Exercise 1 -
In the letter to Jeff, which city was the teacher from?
Exercise 2 -
In the letter to Jeff, can you write out the passage from "Sure, a toss-off" to "Mote--Christ-haunted, Church haunted.", replacing "monumental" with "colossal"?
Exercise 3 -
Which people or characters does the letter to Jeff name with both a first and a last name?

Source text -
-- BEGIN --

And what provative thing was that?

Dear Jeff,

I had said one stupid thing or another about Joyce's attitude toward the Church and how I agreed with what he had to say about it. And this teacher (a Dubliner) said in his inimitable lilt, "Well, then, but we haven't come to the end of it yet." It in this context meaning life.

Sure, a toss-off comment--but here was Joyce's compatriot disagreeing with the genius. Here was a man for whom I had the greatest possible respect saying that perhaps one ought not to take Joyce's view quite as written. And then, I began to discover that as much as Joyce wrote and fought against the Church it informed his entire life and all of his work. His work is a monumental struggle to justify his life, and ultimately it fails. (Not the work, the justification.) Just as, at the end of the work Molly Bloom ends up saying "Yes, yes, yes," to the staid and dull Leopold Bloom, Joyce could only write "No" to the Church, he could not escape it. In this way he was the real Hazel Mote--Christ-haunted, Church haunted.

-- END --

Dataset entries -
-- BEGIN --

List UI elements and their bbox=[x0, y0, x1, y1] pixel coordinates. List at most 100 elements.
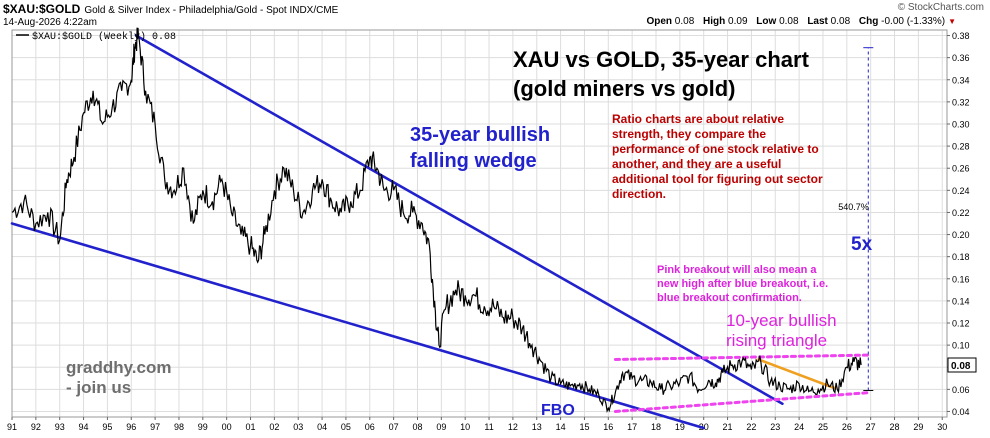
x-tick-label: 23 bbox=[770, 422, 780, 432]
x-tick-label: 30 bbox=[937, 422, 947, 432]
y-tick-label: 0.10 bbox=[952, 341, 970, 351]
x-tick-label: 07 bbox=[389, 422, 399, 432]
triangle-label-line1: 10-year bullish bbox=[726, 311, 837, 330]
chg-label: Chg bbox=[858, 16, 879, 27]
x-tick-label: 09 bbox=[436, 422, 446, 432]
y-tick-label: 0.28 bbox=[952, 142, 970, 152]
chart-header: $XAU:$GOLD Gold & Silver Index - Philadel… bbox=[0, 0, 990, 30]
last-value: 0.08 bbox=[830, 16, 851, 27]
x-tick-label: 27 bbox=[866, 422, 876, 432]
y-tick-label: 0.20 bbox=[952, 230, 970, 240]
x-tick-label: 28 bbox=[890, 422, 900, 432]
trendlines bbox=[10, 34, 870, 430]
pink-note-line: Pink breakout will also mean a bbox=[657, 264, 817, 276]
ratio-note-line: direction. bbox=[612, 187, 666, 201]
fbo-label: FBO bbox=[541, 402, 575, 419]
x-tick-label: 18 bbox=[651, 422, 661, 432]
chart-title-line1: XAU vs GOLD, 35-year chart bbox=[513, 47, 810, 72]
x-tick-label: 02 bbox=[269, 422, 279, 432]
high-label: High bbox=[703, 16, 726, 27]
x-tick-label: 10 bbox=[460, 422, 470, 432]
open-value: 0.08 bbox=[674, 16, 695, 27]
x-tick-label: 96 bbox=[126, 422, 136, 432]
wedge-upper-line bbox=[134, 34, 784, 406]
x-tick-label: 97 bbox=[150, 422, 160, 432]
measure-label: 540.7% bbox=[838, 202, 869, 212]
ratio-note-line: additional tool for figuring out sector bbox=[612, 172, 823, 186]
x-tick-label: 11 bbox=[484, 422, 493, 432]
y-tick-label: 0.18 bbox=[952, 252, 970, 262]
y-tick-label: 0.36 bbox=[952, 53, 970, 63]
x-tick-label: 01 bbox=[246, 422, 256, 432]
chg-value: -0.00 (-1.33%) bbox=[881, 16, 946, 27]
chart-symbol: $XAU:$GOLD Gold & Silver Index - Philadel… bbox=[3, 2, 338, 16]
ratio-note-line: Ratio charts are about relative bbox=[612, 112, 784, 126]
legend-label: $XAU:$GOLD (Weekly) 0.08 bbox=[32, 31, 176, 43]
symbol-text: $XAU:$GOLD bbox=[3, 2, 81, 16]
x-tick-label: 08 bbox=[412, 422, 422, 432]
grid-lines bbox=[11, 30, 947, 417]
x-tick-label: 04 bbox=[317, 422, 327, 432]
high-value: 0.09 bbox=[728, 16, 748, 27]
low-value: 0.08 bbox=[779, 16, 799, 27]
x-tick-label: 93 bbox=[55, 422, 65, 432]
price-line bbox=[11, 27, 862, 413]
x-tick-label: 05 bbox=[341, 422, 351, 432]
x-tick-label: 15 bbox=[579, 422, 589, 432]
x-tick-label: 26 bbox=[842, 422, 852, 432]
y-tick-label: 0.26 bbox=[952, 164, 970, 174]
wedge-label-line2: falling wedge bbox=[410, 150, 537, 172]
x-axis: 91 92 93 94 95 96 97 98 99 00 01 02 03 04 05 06 07 08 09 10… bbox=[7, 417, 947, 432]
symbol-description: Gold & Silver Index - Philadelphia/Gold … bbox=[84, 5, 339, 16]
x-tick-label: 13 bbox=[532, 422, 542, 432]
wedge-lower-line bbox=[10, 222, 706, 430]
site-label-line2: - join us bbox=[66, 378, 131, 397]
site-label-line1: graddhy.com bbox=[66, 358, 171, 377]
x-tick-label: 06 bbox=[365, 422, 375, 432]
y-tick-label: 0.30 bbox=[952, 119, 970, 129]
x-tick-label: 95 bbox=[102, 422, 112, 432]
y-tick-label: 0.06 bbox=[952, 385, 970, 395]
y-tick-label: 0.24 bbox=[952, 186, 970, 196]
ratio-note: Ratio charts are about relative strength… bbox=[612, 112, 823, 201]
x-tick-label: 91 bbox=[7, 422, 17, 432]
last-value-box bbox=[947, 357, 977, 373]
x-tick-label: 19 bbox=[675, 422, 685, 432]
brand-watermark: © StockCharts.com bbox=[897, 2, 984, 13]
x-tick-label: 24 bbox=[794, 422, 804, 432]
x-tick-label: 03 bbox=[293, 422, 303, 432]
ratio-note-line: performance of one stock relative to bbox=[612, 142, 819, 156]
triangle-upper-line bbox=[613, 353, 870, 362]
low-label: Low bbox=[756, 16, 777, 27]
y-tick-label: 0.14 bbox=[952, 296, 970, 306]
measure-arrow: 540.7% bbox=[838, 47, 874, 391]
orange-line bbox=[757, 358, 837, 390]
pink-note: Pink breakout will also mean a new high … bbox=[657, 264, 828, 304]
y-axis: 0.04 0.06 0.08 0.10 0.12 0.14 0.16 0.18 0.20 0.22… bbox=[947, 31, 970, 417]
x-tick-label: 29 bbox=[913, 422, 923, 432]
chart-title-line2: (gold miners vs gold) bbox=[513, 76, 735, 101]
x-tick-label: 92 bbox=[31, 422, 41, 432]
y-tick-label: 0.38 bbox=[952, 31, 970, 41]
last-label: Last bbox=[807, 16, 828, 27]
x-tick-label: 21 bbox=[723, 422, 733, 432]
x-tick-label: 22 bbox=[746, 422, 756, 432]
x-tick-label: 98 bbox=[174, 422, 184, 432]
pink-note-line: blue breakout confirmation. bbox=[657, 292, 802, 304]
x-tick-label: 94 bbox=[79, 422, 89, 432]
chart-date: 14-Aug-2026 4:22am bbox=[3, 17, 97, 28]
ratio-note-line: strength, they compare the bbox=[612, 127, 766, 141]
x-tick-label: 25 bbox=[818, 422, 828, 432]
x-tick-label: 17 bbox=[627, 422, 637, 432]
wedge-label-line1: 35-year bullish bbox=[410, 124, 550, 146]
pink-note-line: new high after blue breakout, i.e. bbox=[657, 278, 828, 290]
down-triangle-icon: ▼ bbox=[948, 17, 956, 26]
x-tick-label: 00 bbox=[222, 422, 232, 432]
x-tick-label: 16 bbox=[603, 422, 613, 432]
triangle-lower-line bbox=[613, 391, 870, 413]
x-tick-label: 14 bbox=[556, 422, 566, 432]
y-tick-label: 0.34 bbox=[952, 75, 970, 85]
x-tick-label: 12 bbox=[508, 422, 518, 432]
y-tick-label: 0.12 bbox=[952, 319, 970, 329]
y-tick-label: 0.32 bbox=[952, 97, 970, 107]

-- END --

Expected output 1 -
Dublin; the teacher was a Dubliner.

Expected output 2 -
Sure, a toss-off comment--but here was Joyce's compatriot disagreeing with the genius. Here was a man for whom I had the greatest possible respect saying that perhaps one ought not to take Joyce's view quite as written. And then, I began to discover that as much as Joyce wrote and fought against the Church it informed his entire life and all of his work. His work is a colossal struggle to justify his life, and ultimately it fails. (Not the work, the justification.) Just as, at the end of the work Molly Bloom ends up saying "Yes, yes, yes," to the staid and dull Leopold Bloom, Joyce could only write "No" to the Church, he could not escape it. In this way he was the real Hazel Mote--Christ-haunted, Church haunted.

Expected output 3 -
Molly Bloom, Leopold Bloom, Hazel Mote